_WRITTEN EXERCISE_
Copy all the data exactly, except the pictures.

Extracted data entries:
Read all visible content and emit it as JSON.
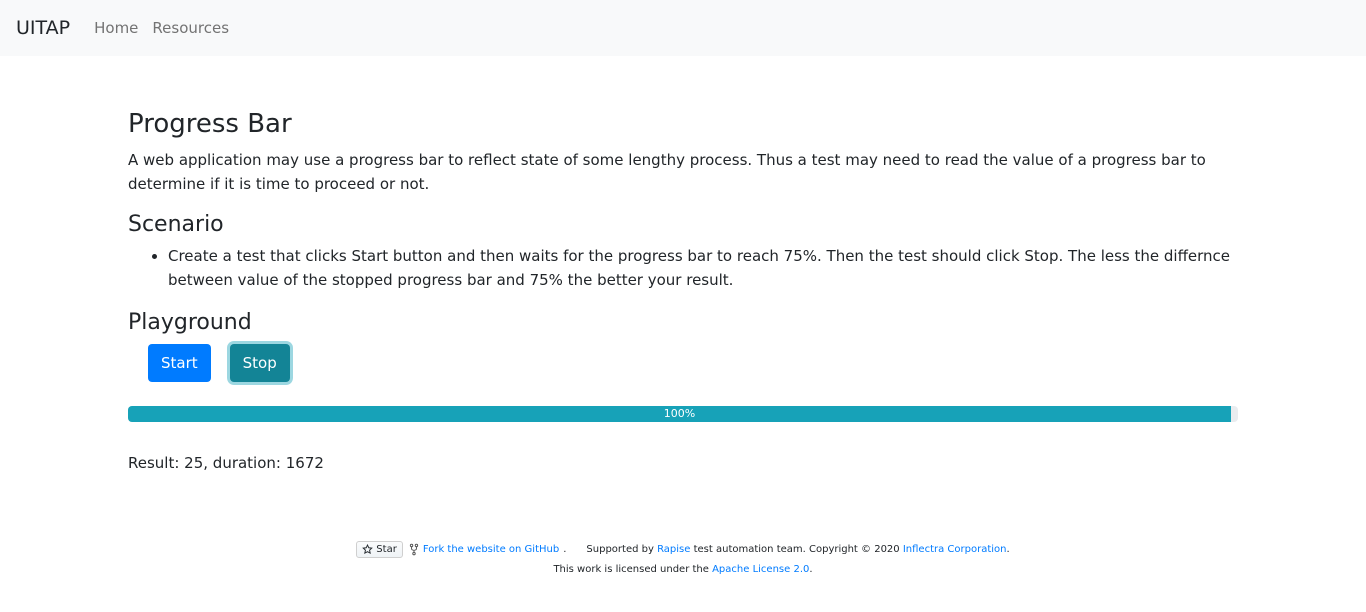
{
  "navbar": {
    "brand": "UITAP",
    "links": [
      "Home",
      "Resources"
    ]
  },
  "page": {
    "title": "Progress Bar",
    "description": "A web application may use a progress bar to reflect state of some lengthy process. Thus a test may need to read the value of a progress bar to determine if it is time to proceed or not.",
    "scenario_heading": "Scenario",
    "scenario_items": [
      "Create a test that clicks Start button and then waits for the progress bar to reach 75%. Then the test should click Stop. The less the differnce between value of the stopped progress bar and 75% the better your result."
    ],
    "playground_heading": "Playground",
    "start_label": "Start",
    "stop_label": "Stop",
    "progress": {
      "value": 100,
      "label": "100%"
    },
    "result": "Result: 25, duration: 1672"
  },
  "footer": {
    "star_label": "Star",
    "fork_text": "Fork the website on GitHub",
    "supported_prefix": "Supported by ",
    "rapise": "Rapise",
    "supported_suffix": " test automation team. Copyright © 2020 ",
    "inflectra": "Inflectra Corporation",
    "license_prefix": "This work is licensed under the ",
    "license_link": "Apache License 2.0"
  },
  "colors": {
    "primary": "#007bff",
    "info": "#17a2b8",
    "navbar_bg": "#f8f9fa"
  }
}
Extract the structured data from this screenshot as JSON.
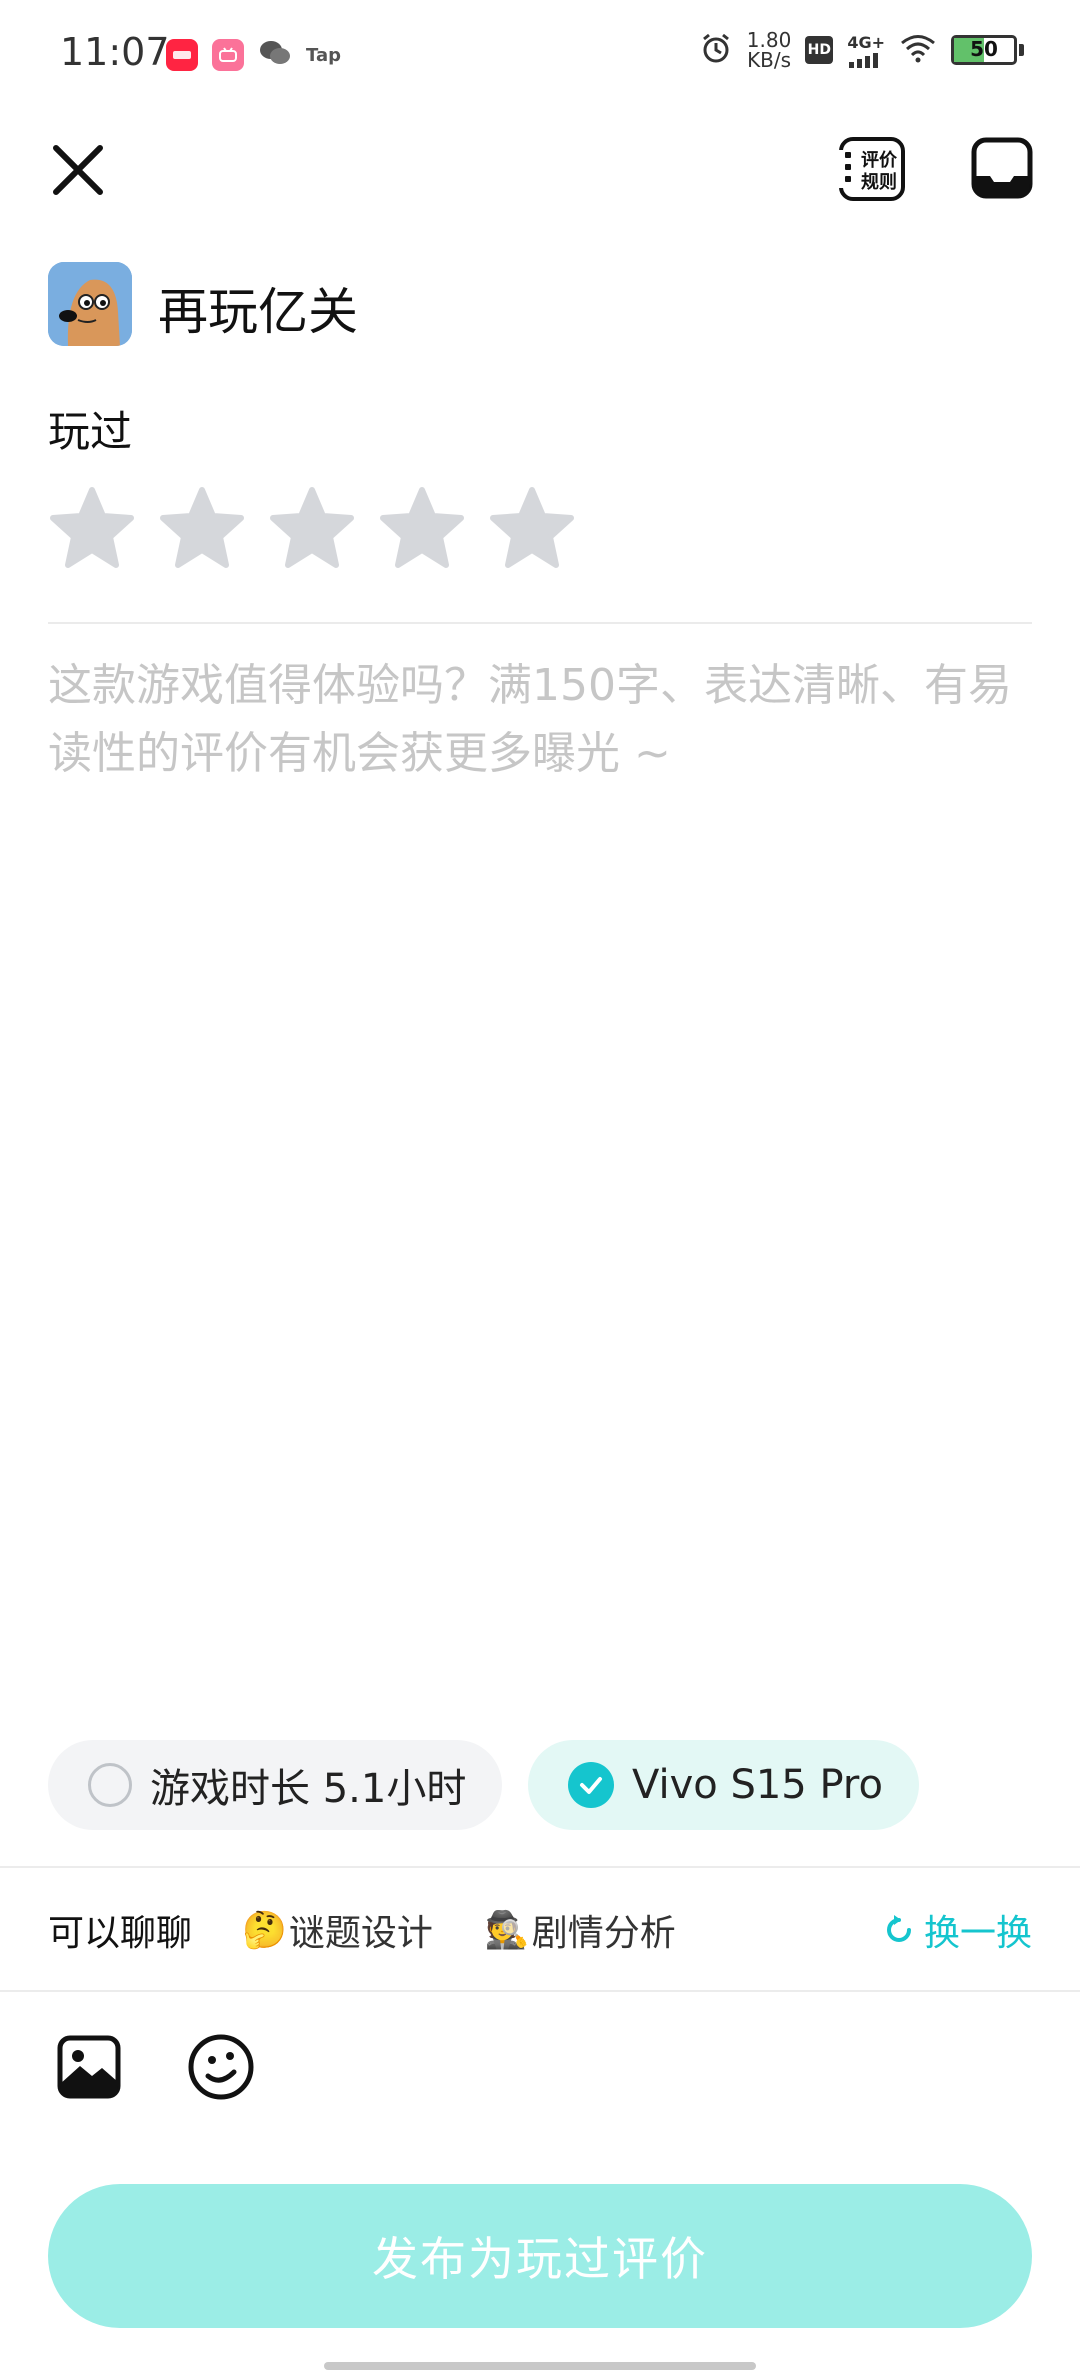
{
  "status_bar": {
    "time": "11:07",
    "app_icons": [
      "小红书",
      "bilibili",
      "wechat",
      "Tap"
    ],
    "tap_label": "Tap",
    "net_speed_value": "1.80",
    "net_speed_unit": "KB/s",
    "hd_label": "HD",
    "signal_label": "4G+",
    "battery_level": "50",
    "battery_color": "#62c16a"
  },
  "nav": {
    "close_icon": "close-icon",
    "rules_label": "评价规则",
    "chat_icon": "chat-icon"
  },
  "game": {
    "name": "再玩亿关",
    "icon": "game-mascot-icon"
  },
  "rating": {
    "label": "玩过",
    "max_stars": 5,
    "selected": 0,
    "inactive_color": "#d5d7db"
  },
  "review": {
    "placeholder": "这款游戏值得体验吗？满150字、表达清晰、有易读性的评价有机会获更多曝光 ~",
    "value": ""
  },
  "chips": {
    "playtime": "游戏时长 5.1小时",
    "playtime_checked": false,
    "device": "Vivo S15 Pro",
    "device_checked": true
  },
  "topics": {
    "prompt": "可以聊聊",
    "tags": [
      {
        "emoji": "🤔",
        "label": "谜题设计"
      },
      {
        "emoji": "🕵",
        "label": "剧情分析"
      }
    ],
    "refresh_label": "换一换"
  },
  "toolbar": {
    "image_icon": "image-icon",
    "emoji_icon": "emoji-icon"
  },
  "publish": {
    "label": "发布为玩过评价"
  },
  "colors": {
    "accent": "#15c5ce",
    "publish_bg": "#9bede6",
    "device_chip_bg": "#e3f8f5"
  }
}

_OUTPUT FOR THIS EXERCISE_
Read all visible content and emit it as JSON.
{
  "navbar": {
    "brand": "UITAP",
    "links": [
      "Home",
      "Resources"
    ]
  },
  "page": {
    "title": "Progress Bar",
    "description": "A web application may use a progress bar to reflect state of some lengthy process. Thus a test may need to read the value of a progress bar to determine if it is time to proceed or not.",
    "scenario_heading": "Scenario",
    "scenario_items": [
      "Create a test that clicks Start button and then waits for the progress bar to reach 75%. Then the test should click Stop. The less the differnce between value of the stopped progress bar and 75% the better your result."
    ],
    "playground_heading": "Playground",
    "start_label": "Start",
    "stop_label": "Stop",
    "progress": {
      "value": 100,
      "label": "100%"
    },
    "result": "Result: 25, duration: 1672"
  },
  "footer": {
    "star_label": "Star",
    "fork_text": "Fork the website on GitHub",
    "supported_prefix": "Supported by ",
    "rapise": "Rapise",
    "supported_suffix": " test automation team. Copyright © 2020 ",
    "inflectra": "Inflectra Corporation",
    "license_prefix": "This work is licensed under the ",
    "license_link": "Apache License 2.0"
  },
  "colors": {
    "primary": "#007bff",
    "info": "#17a2b8",
    "navbar_bg": "#f8f9fa"
  }
}
Extract the structured data from this screenshot as JSON.
{
  "status_bar": {
    "time": "11:07",
    "app_icons": [
      "小红书",
      "bilibili",
      "wechat",
      "Tap"
    ],
    "tap_label": "Tap",
    "net_speed_value": "1.80",
    "net_speed_unit": "KB/s",
    "hd_label": "HD",
    "signal_label": "4G+",
    "battery_level": "50",
    "battery_color": "#62c16a"
  },
  "nav": {
    "close_icon": "close-icon",
    "rules_label": "评价规则",
    "chat_icon": "chat-icon"
  },
  "game": {
    "name": "再玩亿关",
    "icon": "game-mascot-icon"
  },
  "rating": {
    "label": "玩过",
    "max_stars": 5,
    "selected": 0,
    "inactive_color": "#d5d7db"
  },
  "review": {
    "placeholder": "这款游戏值得体验吗？满150字、表达清晰、有易读性的评价有机会获更多曝光 ~",
    "value": ""
  },
  "chips": {
    "playtime": "游戏时长 5.1小时",
    "playtime_checked": false,
    "device": "Vivo S15 Pro",
    "device_checked": true
  },
  "topics": {
    "prompt": "可以聊聊",
    "tags": [
      {
        "emoji": "🤔",
        "label": "谜题设计"
      },
      {
        "emoji": "🕵",
        "label": "剧情分析"
      }
    ],
    "refresh_label": "换一换"
  },
  "toolbar": {
    "image_icon": "image-icon",
    "emoji_icon": "emoji-icon"
  },
  "publish": {
    "label": "发布为玩过评价"
  },
  "colors": {
    "accent": "#15c5ce",
    "publish_bg": "#9bede6",
    "device_chip_bg": "#e3f8f5"
  }
}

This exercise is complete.